**SET EXERCISE**
Report the count of lines below in which the string "document" occurs; include nothing else.

[Stored data entries]
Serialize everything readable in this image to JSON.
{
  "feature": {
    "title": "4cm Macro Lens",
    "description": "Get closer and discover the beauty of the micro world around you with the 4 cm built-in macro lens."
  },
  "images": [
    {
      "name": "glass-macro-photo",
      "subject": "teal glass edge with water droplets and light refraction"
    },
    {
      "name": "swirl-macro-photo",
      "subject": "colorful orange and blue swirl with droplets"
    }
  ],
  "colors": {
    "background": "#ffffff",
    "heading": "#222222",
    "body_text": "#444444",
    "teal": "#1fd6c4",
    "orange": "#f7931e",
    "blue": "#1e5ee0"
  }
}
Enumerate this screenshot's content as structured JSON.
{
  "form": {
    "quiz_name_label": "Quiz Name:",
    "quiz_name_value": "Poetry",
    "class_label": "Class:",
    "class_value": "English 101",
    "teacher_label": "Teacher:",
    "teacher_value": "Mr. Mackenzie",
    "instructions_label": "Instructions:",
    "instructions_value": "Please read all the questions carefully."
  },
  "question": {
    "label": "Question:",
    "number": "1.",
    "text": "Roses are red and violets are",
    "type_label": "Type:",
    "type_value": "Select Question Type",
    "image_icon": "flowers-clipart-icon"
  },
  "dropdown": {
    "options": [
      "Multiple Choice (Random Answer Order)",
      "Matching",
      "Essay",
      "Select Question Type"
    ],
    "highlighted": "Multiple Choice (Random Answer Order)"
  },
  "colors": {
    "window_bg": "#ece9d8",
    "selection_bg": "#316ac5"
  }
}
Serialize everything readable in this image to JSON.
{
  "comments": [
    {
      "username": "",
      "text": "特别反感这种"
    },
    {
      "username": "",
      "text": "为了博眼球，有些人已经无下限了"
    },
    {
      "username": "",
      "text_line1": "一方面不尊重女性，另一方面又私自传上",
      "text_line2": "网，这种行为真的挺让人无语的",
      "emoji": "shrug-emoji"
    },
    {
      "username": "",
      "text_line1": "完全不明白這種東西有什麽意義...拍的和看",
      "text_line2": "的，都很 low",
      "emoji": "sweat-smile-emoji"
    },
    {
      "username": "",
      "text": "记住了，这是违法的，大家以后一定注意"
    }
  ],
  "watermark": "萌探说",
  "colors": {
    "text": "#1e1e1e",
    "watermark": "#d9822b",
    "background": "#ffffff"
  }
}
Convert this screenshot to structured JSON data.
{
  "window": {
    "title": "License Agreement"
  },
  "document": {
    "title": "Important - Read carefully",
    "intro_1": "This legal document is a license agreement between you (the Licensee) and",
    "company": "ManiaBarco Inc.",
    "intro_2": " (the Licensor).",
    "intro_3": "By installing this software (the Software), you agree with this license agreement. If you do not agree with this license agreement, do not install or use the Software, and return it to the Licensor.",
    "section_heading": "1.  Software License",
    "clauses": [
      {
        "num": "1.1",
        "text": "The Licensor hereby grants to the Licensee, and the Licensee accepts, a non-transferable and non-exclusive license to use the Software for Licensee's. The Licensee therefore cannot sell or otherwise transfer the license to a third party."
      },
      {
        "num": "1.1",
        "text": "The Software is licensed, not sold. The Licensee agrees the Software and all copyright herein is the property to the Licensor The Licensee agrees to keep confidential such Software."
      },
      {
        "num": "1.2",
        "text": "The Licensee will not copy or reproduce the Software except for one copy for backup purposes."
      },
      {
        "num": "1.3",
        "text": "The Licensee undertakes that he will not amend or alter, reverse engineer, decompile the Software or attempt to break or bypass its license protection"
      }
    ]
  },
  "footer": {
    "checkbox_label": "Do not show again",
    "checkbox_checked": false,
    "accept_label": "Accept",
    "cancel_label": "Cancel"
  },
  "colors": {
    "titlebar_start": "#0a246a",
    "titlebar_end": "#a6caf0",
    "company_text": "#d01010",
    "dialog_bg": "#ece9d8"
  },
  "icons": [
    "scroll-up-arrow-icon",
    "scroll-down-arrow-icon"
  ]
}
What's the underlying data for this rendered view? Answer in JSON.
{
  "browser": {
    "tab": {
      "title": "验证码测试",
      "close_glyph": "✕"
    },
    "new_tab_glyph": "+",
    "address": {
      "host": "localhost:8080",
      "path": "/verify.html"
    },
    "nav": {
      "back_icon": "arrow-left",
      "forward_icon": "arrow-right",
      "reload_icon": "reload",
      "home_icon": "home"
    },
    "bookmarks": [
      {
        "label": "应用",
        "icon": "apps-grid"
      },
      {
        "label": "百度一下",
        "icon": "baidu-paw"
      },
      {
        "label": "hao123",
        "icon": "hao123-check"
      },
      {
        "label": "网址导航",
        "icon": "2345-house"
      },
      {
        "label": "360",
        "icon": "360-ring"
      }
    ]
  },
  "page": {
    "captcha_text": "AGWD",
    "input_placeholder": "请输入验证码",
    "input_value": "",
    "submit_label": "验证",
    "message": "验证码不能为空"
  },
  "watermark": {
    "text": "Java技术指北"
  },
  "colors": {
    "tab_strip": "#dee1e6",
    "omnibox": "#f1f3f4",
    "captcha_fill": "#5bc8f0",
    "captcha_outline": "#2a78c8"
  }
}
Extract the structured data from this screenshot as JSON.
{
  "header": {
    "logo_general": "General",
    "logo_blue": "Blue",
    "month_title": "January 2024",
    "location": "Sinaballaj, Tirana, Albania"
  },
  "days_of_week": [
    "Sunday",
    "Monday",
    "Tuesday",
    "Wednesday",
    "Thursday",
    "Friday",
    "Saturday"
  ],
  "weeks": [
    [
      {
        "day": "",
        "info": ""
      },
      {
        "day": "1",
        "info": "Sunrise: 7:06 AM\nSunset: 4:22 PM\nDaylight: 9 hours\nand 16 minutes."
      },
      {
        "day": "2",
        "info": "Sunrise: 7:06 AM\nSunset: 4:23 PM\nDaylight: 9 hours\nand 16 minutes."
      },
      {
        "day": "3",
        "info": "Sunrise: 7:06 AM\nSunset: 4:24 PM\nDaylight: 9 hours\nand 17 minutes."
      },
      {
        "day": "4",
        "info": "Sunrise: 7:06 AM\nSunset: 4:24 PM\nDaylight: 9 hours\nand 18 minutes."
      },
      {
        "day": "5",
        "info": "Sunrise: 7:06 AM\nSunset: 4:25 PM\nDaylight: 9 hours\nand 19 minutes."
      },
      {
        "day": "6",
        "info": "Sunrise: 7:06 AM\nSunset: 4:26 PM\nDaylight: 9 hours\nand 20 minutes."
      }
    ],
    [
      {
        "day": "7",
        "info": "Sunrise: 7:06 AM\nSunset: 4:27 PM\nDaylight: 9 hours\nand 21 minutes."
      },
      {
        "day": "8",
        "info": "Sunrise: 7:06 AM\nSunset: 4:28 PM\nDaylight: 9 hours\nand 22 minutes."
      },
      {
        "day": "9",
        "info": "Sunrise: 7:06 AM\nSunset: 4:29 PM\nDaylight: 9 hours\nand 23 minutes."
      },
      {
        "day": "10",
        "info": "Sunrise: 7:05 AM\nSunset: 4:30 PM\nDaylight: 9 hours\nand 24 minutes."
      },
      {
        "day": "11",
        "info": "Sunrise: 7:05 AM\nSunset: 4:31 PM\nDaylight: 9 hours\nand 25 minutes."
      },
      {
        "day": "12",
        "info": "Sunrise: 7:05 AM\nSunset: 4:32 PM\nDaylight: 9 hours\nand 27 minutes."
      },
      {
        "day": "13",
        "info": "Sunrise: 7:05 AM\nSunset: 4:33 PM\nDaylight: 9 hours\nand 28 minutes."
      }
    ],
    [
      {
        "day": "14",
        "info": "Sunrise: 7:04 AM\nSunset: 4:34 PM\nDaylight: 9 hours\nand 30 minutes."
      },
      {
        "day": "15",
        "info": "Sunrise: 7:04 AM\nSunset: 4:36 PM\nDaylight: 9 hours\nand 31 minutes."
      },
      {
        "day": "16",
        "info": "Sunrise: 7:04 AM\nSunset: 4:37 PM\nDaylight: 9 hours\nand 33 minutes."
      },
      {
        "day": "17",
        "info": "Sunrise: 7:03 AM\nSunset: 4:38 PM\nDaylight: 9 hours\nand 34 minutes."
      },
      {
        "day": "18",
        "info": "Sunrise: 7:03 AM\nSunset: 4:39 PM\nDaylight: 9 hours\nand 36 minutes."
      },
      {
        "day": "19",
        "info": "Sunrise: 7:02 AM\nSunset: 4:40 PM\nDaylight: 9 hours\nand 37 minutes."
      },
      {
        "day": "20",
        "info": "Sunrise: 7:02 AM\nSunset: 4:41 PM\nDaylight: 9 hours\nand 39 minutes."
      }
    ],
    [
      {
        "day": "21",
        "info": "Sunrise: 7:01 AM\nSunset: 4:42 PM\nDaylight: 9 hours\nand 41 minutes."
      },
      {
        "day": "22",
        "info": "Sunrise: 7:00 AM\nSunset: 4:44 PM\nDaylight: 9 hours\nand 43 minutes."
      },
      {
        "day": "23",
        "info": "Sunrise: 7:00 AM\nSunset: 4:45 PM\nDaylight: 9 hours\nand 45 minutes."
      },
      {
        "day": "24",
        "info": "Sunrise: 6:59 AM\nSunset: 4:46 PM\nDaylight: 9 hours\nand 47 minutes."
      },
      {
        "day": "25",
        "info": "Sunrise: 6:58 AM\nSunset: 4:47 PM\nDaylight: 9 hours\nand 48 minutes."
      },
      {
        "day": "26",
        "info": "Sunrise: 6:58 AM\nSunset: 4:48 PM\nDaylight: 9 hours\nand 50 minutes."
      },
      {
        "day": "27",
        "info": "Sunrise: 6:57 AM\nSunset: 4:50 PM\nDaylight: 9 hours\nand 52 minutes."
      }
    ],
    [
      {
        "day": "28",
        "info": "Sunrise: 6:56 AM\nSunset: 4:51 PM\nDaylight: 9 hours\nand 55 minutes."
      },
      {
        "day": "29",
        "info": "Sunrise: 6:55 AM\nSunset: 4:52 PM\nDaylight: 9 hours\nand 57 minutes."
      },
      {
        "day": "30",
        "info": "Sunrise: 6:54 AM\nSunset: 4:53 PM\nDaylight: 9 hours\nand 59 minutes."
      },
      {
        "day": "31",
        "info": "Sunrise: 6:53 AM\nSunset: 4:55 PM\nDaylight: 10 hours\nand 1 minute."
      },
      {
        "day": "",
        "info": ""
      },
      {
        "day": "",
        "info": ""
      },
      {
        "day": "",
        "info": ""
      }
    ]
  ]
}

**PROBLEM SOLUTION**
2